Data excerpts:
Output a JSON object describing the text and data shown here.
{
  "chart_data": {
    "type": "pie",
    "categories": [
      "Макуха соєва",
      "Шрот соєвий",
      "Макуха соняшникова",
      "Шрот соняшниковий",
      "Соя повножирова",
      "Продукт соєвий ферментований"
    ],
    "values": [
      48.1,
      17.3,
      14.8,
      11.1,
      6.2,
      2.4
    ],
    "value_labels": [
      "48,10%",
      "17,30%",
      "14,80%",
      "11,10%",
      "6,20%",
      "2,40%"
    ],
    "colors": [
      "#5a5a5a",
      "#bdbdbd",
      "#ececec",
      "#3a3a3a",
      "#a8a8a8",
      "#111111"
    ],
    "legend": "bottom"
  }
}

Task description: Copy all of the data exactly.

Task result:
Output a JSON object describing the text and data shown here.
{
  "chart_data": {
    "type": "pie",
    "categories": [
      "Макуха соєва",
      "Шрот соєвий",
      "Макуха соняшникова",
      "Шрот соняшниковий",
      "Соя повножирова",
      "Продукт соєвий ферментований"
    ],
    "values": [
      48.1,
      17.3,
      14.8,
      11.1,
      6.2,
      2.4
    ],
    "value_labels": [
      "48,10%",
      "17,30%",
      "14,80%",
      "11,10%",
      "6,20%",
      "2,40%"
    ],
    "colors": [
      "#5a5a5a",
      "#bdbdbd",
      "#ececec",
      "#3a3a3a",
      "#a8a8a8",
      "#111111"
    ],
    "legend": "bottom"
  }
}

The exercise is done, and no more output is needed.